Saved entries:

====================

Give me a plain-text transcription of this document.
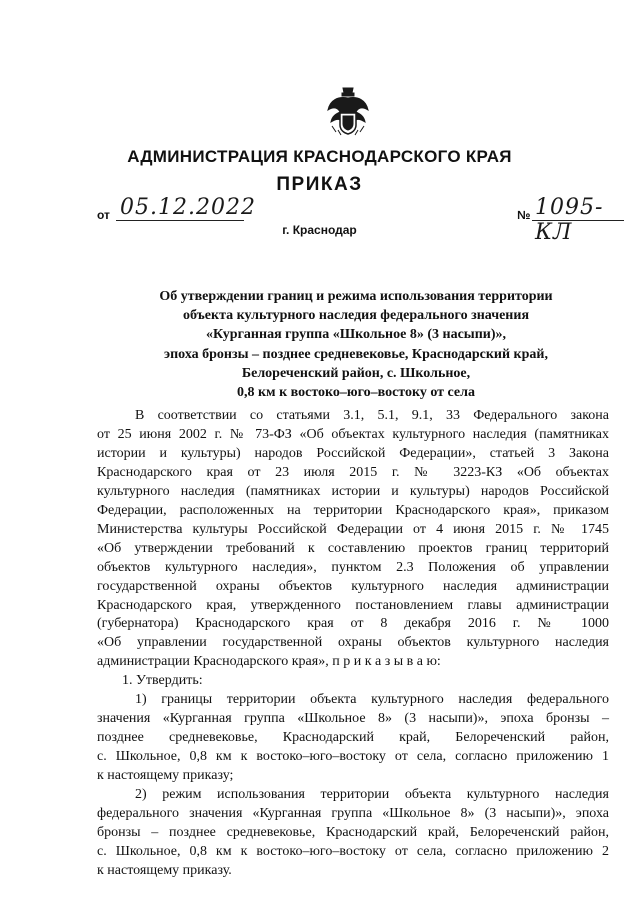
АДМИНИСТРАЦИЯ КРАСНОДАРСКОГО КРАЯ
ПРИКАЗ
от 05.12.2022	№ 1095-КЛ
г. Краснодар
Об утверждении границ и режима использования территории
объекта культурного наследия федерального значения
«Курганная группа «Школьное 8» (3 насыпи)»,
эпоха бронзы – позднее средневековье, Краснодарский край,
Белореченский район, с. Школьное,
0,8 км к востоко–юго–востоку от села
В соответствии со статьями 3.1, 5.1, 9.1, 33 Федерального закона
от 25 июня 2002 г. № 73-ФЗ «Об объектах культурного наследия (памятниках
истории и культуры) народов Российской Федерации», статьей 3 Закона
Краснодарского края от 23 июля 2015 г. № 3223-КЗ «Об объектах
культурного наследия (памятниках истории и культуры) народов Российской
Федерации, расположенных на территории Краснодарского края», приказом
Министерства культуры Российской Федерации от 4 июня 2015 г. № 1745
«Об утверждении требований к составлению проектов границ территорий
объектов культурного наследия», пунктом 2.3 Положения об управлении
государственной охраны объектов культурного наследия администрации
Краснодарского края, утвержденного постановлением главы администрации
(губернатора) Краснодарского края от 8 декабря 2016 г. № 1000
«Об управлении государственной охраны объектов культурного наследия
администрации Краснодарского края», п р и к а з ы в а ю:
1. Утвердить:
1) границы территории объекта культурного наследия федерального
значения «Курганная группа «Школьное 8» (3 насыпи)», эпоха бронзы –
позднее средневековье, Краснодарский край, Белореченский район,
с. Школьное, 0,8 км к востоко–юго–востоку от села, согласно приложению 1
к настоящему приказу;
2) режим использования территории объекта культурного наследия
федерального значения «Курганная группа «Школьное 8» (3 насыпи)», эпоха
бронзы – позднее средневековье, Краснодарский край, Белореченский район,
с. Школьное, 0,8 км к востоко–юго–востоку от села, согласно приложению 2
к настоящему приказу.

====================

[Request]
Drop the images and repeat the data exactly.

[Complete answer]
Give me a plain-text transcription of this document.
АДМИНИСТРАЦИЯ КРАСНОДАРСКОГО КРАЯ
ПРИКАЗ
от 05.12.2022	№ 1095-КЛ
г. Краснодар
Об утверждении границ и режима использования территории
объекта культурного наследия федерального значения
«Курганная группа «Школьное 8» (3 насыпи)»,
эпоха бронзы – позднее средневековье, Краснодарский край,
Белореченский район, с. Школьное,
0,8 км к востоко–юго–востоку от села
В соответствии со статьями 3.1, 5.1, 9.1, 33 Федерального закона
от 25 июня 2002 г. № 73-ФЗ «Об объектах культурного наследия (памятниках
истории и культуры) народов Российской Федерации», статьей 3 Закона
Краснодарского края от 23 июля 2015 г. № 3223-КЗ «Об объектах
культурного наследия (памятниках истории и культуры) народов Российской
Федерации, расположенных на территории Краснодарского края», приказом
Министерства культуры Российской Федерации от 4 июня 2015 г. № 1745
«Об утверждении требований к составлению проектов границ территорий
объектов культурного наследия», пунктом 2.3 Положения об управлении
государственной охраны объектов культурного наследия администрации
Краснодарского края, утвержденного постановлением главы администрации
(губернатора) Краснодарского края от 8 декабря 2016 г. № 1000
«Об управлении государственной охраны объектов культурного наследия
администрации Краснодарского края», п р и к а з ы в а ю:
1. Утвердить:
1) границы территории объекта культурного наследия федерального
значения «Курганная группа «Школьное 8» (3 насыпи)», эпоха бронзы –
позднее средневековье, Краснодарский край, Белореченский район,
с. Школьное, 0,8 км к востоко–юго–востоку от села, согласно приложению 1
к настоящему приказу;
2) режим использования территории объекта культурного наследия
федерального значения «Курганная группа «Школьное 8» (3 насыпи)», эпоха
бронзы – позднее средневековье, Краснодарский край, Белореченский район,
с. Школьное, 0,8 км к востоко–юго–востоку от села, согласно приложению 2
к настоящему приказу.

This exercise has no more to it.